Extracts from a graphics dataset
-- START --

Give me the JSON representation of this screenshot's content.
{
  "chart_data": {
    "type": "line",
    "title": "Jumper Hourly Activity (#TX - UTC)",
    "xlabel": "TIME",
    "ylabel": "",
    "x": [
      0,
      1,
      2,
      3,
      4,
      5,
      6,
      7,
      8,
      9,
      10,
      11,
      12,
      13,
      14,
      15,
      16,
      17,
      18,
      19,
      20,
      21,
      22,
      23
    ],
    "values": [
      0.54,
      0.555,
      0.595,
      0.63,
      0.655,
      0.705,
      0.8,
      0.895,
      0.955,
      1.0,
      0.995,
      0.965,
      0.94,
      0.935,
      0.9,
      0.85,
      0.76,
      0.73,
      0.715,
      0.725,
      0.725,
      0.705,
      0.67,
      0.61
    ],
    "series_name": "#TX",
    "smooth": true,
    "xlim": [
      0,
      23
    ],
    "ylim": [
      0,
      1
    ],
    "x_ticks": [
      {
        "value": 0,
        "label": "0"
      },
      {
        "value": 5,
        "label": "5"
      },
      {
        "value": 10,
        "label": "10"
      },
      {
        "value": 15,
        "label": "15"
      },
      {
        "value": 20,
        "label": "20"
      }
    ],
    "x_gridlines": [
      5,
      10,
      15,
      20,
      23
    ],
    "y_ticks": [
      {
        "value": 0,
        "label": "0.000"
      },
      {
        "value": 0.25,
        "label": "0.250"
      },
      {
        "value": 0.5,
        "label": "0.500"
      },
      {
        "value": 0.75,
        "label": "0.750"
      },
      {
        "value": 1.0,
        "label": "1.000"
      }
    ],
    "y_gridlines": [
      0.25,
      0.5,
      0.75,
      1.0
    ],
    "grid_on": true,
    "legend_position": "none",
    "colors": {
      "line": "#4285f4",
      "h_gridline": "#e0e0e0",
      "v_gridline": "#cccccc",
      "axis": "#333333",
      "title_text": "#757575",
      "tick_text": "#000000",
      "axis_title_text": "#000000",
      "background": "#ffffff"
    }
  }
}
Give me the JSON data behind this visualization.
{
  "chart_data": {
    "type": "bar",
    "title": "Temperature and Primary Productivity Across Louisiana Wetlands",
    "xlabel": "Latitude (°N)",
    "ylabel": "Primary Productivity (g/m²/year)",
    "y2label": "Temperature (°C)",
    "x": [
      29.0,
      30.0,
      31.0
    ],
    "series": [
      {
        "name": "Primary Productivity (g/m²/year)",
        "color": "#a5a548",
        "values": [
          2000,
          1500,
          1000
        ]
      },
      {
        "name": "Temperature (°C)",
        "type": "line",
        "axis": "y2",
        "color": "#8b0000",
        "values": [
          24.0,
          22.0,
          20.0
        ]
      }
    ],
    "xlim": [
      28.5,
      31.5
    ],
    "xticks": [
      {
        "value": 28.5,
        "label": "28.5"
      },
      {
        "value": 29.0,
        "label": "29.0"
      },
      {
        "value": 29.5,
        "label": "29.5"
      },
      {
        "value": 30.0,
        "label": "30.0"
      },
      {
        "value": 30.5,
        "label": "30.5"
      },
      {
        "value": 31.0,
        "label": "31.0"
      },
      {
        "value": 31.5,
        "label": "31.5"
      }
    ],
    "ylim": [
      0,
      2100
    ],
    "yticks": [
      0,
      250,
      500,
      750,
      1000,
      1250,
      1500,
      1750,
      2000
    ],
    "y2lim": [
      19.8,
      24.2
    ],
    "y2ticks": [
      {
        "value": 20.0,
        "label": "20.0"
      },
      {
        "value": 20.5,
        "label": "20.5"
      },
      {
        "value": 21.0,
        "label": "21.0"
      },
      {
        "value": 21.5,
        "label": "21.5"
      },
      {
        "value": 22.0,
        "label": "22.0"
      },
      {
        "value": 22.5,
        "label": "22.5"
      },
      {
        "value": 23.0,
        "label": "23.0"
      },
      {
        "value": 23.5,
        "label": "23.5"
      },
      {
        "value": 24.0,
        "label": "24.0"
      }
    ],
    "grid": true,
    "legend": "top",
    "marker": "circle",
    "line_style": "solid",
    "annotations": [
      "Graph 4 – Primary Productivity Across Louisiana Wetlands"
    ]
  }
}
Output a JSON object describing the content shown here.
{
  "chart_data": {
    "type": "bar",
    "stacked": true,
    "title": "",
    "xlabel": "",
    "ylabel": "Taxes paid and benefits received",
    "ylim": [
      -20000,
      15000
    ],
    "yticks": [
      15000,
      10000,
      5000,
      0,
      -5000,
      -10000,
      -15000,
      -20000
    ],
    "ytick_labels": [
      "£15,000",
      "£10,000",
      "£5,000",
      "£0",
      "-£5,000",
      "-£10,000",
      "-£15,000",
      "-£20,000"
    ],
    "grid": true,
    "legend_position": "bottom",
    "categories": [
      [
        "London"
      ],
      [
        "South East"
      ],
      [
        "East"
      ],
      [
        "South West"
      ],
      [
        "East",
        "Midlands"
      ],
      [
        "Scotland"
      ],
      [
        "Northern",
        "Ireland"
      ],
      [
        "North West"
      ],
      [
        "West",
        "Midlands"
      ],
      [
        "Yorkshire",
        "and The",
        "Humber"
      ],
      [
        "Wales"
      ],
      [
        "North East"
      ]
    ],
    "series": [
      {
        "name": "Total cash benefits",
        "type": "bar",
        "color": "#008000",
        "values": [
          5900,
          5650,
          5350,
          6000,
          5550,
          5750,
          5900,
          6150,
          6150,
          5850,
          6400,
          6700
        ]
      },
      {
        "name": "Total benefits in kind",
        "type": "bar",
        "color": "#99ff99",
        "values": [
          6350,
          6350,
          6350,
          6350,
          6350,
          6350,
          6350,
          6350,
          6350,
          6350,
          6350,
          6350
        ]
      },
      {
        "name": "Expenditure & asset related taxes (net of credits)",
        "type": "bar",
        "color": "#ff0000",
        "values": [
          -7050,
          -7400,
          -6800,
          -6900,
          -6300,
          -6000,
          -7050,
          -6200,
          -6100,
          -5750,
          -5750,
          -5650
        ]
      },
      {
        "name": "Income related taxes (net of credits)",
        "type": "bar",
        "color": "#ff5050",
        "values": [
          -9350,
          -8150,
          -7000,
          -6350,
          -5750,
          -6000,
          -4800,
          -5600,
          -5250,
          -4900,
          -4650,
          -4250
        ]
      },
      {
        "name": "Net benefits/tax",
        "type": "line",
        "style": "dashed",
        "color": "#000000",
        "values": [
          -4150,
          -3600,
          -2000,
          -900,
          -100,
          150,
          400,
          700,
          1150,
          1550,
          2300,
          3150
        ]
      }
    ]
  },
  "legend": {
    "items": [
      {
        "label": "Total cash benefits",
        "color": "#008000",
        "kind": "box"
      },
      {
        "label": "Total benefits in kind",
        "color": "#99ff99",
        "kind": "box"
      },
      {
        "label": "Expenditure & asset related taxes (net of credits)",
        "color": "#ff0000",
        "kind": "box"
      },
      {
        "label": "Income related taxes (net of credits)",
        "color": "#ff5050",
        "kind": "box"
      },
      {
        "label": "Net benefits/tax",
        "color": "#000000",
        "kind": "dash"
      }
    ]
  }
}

-- END --

> GOAL: From the first line to the last, retype the data exactly.

> SOLUTION TO THE PROBLEM:
Give me the JSON representation of this screenshot's content.
{
  "chart_data": {
    "type": "line",
    "title": "Jumper Hourly Activity (#TX - UTC)",
    "xlabel": "TIME",
    "ylabel": "",
    "x": [
      0,
      1,
      2,
      3,
      4,
      5,
      6,
      7,
      8,
      9,
      10,
      11,
      12,
      13,
      14,
      15,
      16,
      17,
      18,
      19,
      20,
      21,
      22,
      23
    ],
    "values": [
      0.54,
      0.555,
      0.595,
      0.63,
      0.655,
      0.705,
      0.8,
      0.895,
      0.955,
      1.0,
      0.995,
      0.965,
      0.94,
      0.935,
      0.9,
      0.85,
      0.76,
      0.73,
      0.715,
      0.725,
      0.725,
      0.705,
      0.67,
      0.61
    ],
    "series_name": "#TX",
    "smooth": true,
    "xlim": [
      0,
      23
    ],
    "ylim": [
      0,
      1
    ],
    "x_ticks": [
      {
        "value": 0,
        "label": "0"
      },
      {
        "value": 5,
        "label": "5"
      },
      {
        "value": 10,
        "label": "10"
      },
      {
        "value": 15,
        "label": "15"
      },
      {
        "value": 20,
        "label": "20"
      }
    ],
    "x_gridlines": [
      5,
      10,
      15,
      20,
      23
    ],
    "y_ticks": [
      {
        "value": 0,
        "label": "0.000"
      },
      {
        "value": 0.25,
        "label": "0.250"
      },
      {
        "value": 0.5,
        "label": "0.500"
      },
      {
        "value": 0.75,
        "label": "0.750"
      },
      {
        "value": 1.0,
        "label": "1.000"
      }
    ],
    "y_gridlines": [
      0.25,
      0.5,
      0.75,
      1.0
    ],
    "grid_on": true,
    "legend_position": "none",
    "colors": {
      "line": "#4285f4",
      "h_gridline": "#e0e0e0",
      "v_gridline": "#cccccc",
      "axis": "#333333",
      "title_text": "#757575",
      "tick_text": "#000000",
      "axis_title_text": "#000000",
      "background": "#ffffff"
    }
  }
}
Give me the JSON data behind this visualization.
{
  "chart_data": {
    "type": "bar",
    "title": "Temperature and Primary Productivity Across Louisiana Wetlands",
    "xlabel": "Latitude (°N)",
    "ylabel": "Primary Productivity (g/m²/year)",
    "y2label": "Temperature (°C)",
    "x": [
      29.0,
      30.0,
      31.0
    ],
    "series": [
      {
        "name": "Primary Productivity (g/m²/year)",
        "color": "#a5a548",
        "values": [
          2000,
          1500,
          1000
        ]
      },
      {
        "name": "Temperature (°C)",
        "type": "line",
        "axis": "y2",
        "color": "#8b0000",
        "values": [
          24.0,
          22.0,
          20.0
        ]
      }
    ],
    "xlim": [
      28.5,
      31.5
    ],
    "xticks": [
      {
        "value": 28.5,
        "label": "28.5"
      },
      {
        "value": 29.0,
        "label": "29.0"
      },
      {
        "value": 29.5,
        "label": "29.5"
      },
      {
        "value": 30.0,
        "label": "30.0"
      },
      {
        "value": 30.5,
        "label": "30.5"
      },
      {
        "value": 31.0,
        "label": "31.0"
      },
      {
        "value": 31.5,
        "label": "31.5"
      }
    ],
    "ylim": [
      0,
      2100
    ],
    "yticks": [
      0,
      250,
      500,
      750,
      1000,
      1250,
      1500,
      1750,
      2000
    ],
    "y2lim": [
      19.8,
      24.2
    ],
    "y2ticks": [
      {
        "value": 20.0,
        "label": "20.0"
      },
      {
        "value": 20.5,
        "label": "20.5"
      },
      {
        "value": 21.0,
        "label": "21.0"
      },
      {
        "value": 21.5,
        "label": "21.5"
      },
      {
        "value": 22.0,
        "label": "22.0"
      },
      {
        "value": 22.5,
        "label": "22.5"
      },
      {
        "value": 23.0,
        "label": "23.0"
      },
      {
        "value": 23.5,
        "label": "23.5"
      },
      {
        "value": 24.0,
        "label": "24.0"
      }
    ],
    "grid": true,
    "legend": "top",
    "marker": "circle",
    "line_style": "solid",
    "annotations": [
      "Graph 4 – Primary Productivity Across Louisiana Wetlands"
    ]
  }
}
Output a JSON object describing the content shown here.
{
  "chart_data": {
    "type": "bar",
    "stacked": true,
    "title": "",
    "xlabel": "",
    "ylabel": "Taxes paid and benefits received",
    "ylim": [
      -20000,
      15000
    ],
    "yticks": [
      15000,
      10000,
      5000,
      0,
      -5000,
      -10000,
      -15000,
      -20000
    ],
    "ytick_labels": [
      "£15,000",
      "£10,000",
      "£5,000",
      "£0",
      "-£5,000",
      "-£10,000",
      "-£15,000",
      "-£20,000"
    ],
    "grid": true,
    "legend_position": "bottom",
    "categories": [
      [
        "London"
      ],
      [
        "South East"
      ],
      [
        "East"
      ],
      [
        "South West"
      ],
      [
        "East",
        "Midlands"
      ],
      [
        "Scotland"
      ],
      [
        "Northern",
        "Ireland"
      ],
      [
        "North West"
      ],
      [
        "West",
        "Midlands"
      ],
      [
        "Yorkshire",
        "and The",
        "Humber"
      ],
      [
        "Wales"
      ],
      [
        "North East"
      ]
    ],
    "series": [
      {
        "name": "Total cash benefits",
        "type": "bar",
        "color": "#008000",
        "values": [
          5900,
          5650,
          5350,
          6000,
          5550,
          5750,
          5900,
          6150,
          6150,
          5850,
          6400,
          6700
        ]
      },
      {
        "name": "Total benefits in kind",
        "type": "bar",
        "color": "#99ff99",
        "values": [
          6350,
          6350,
          6350,
          6350,
          6350,
          6350,
          6350,
          6350,
          6350,
          6350,
          6350,
          6350
        ]
      },
      {
        "name": "Expenditure & asset related taxes (net of credits)",
        "type": "bar",
        "color": "#ff0000",
        "values": [
          -7050,
          -7400,
          -6800,
          -6900,
          -6300,
          -6000,
          -7050,
          -6200,
          -6100,
          -5750,
          -5750,
          -5650
        ]
      },
      {
        "name": "Income related taxes (net of credits)",
        "type": "bar",
        "color": "#ff5050",
        "values": [
          -9350,
          -8150,
          -7000,
          -6350,
          -5750,
          -6000,
          -4800,
          -5600,
          -5250,
          -4900,
          -4650,
          -4250
        ]
      },
      {
        "name": "Net benefits/tax",
        "type": "line",
        "style": "dashed",
        "color": "#000000",
        "values": [
          -4150,
          -3600,
          -2000,
          -900,
          -100,
          150,
          400,
          700,
          1150,
          1550,
          2300,
          3150
        ]
      }
    ]
  },
  "legend": {
    "items": [
      {
        "label": "Total cash benefits",
        "color": "#008000",
        "kind": "box"
      },
      {
        "label": "Total benefits in kind",
        "color": "#99ff99",
        "kind": "box"
      },
      {
        "label": "Expenditure & asset related taxes (net of credits)",
        "color": "#ff0000",
        "kind": "box"
      },
      {
        "label": "Income related taxes (net of credits)",
        "color": "#ff5050",
        "kind": "box"
      },
      {
        "label": "Net benefits/tax",
        "color": "#000000",
        "kind": "dash"
      }
    ]
  }
}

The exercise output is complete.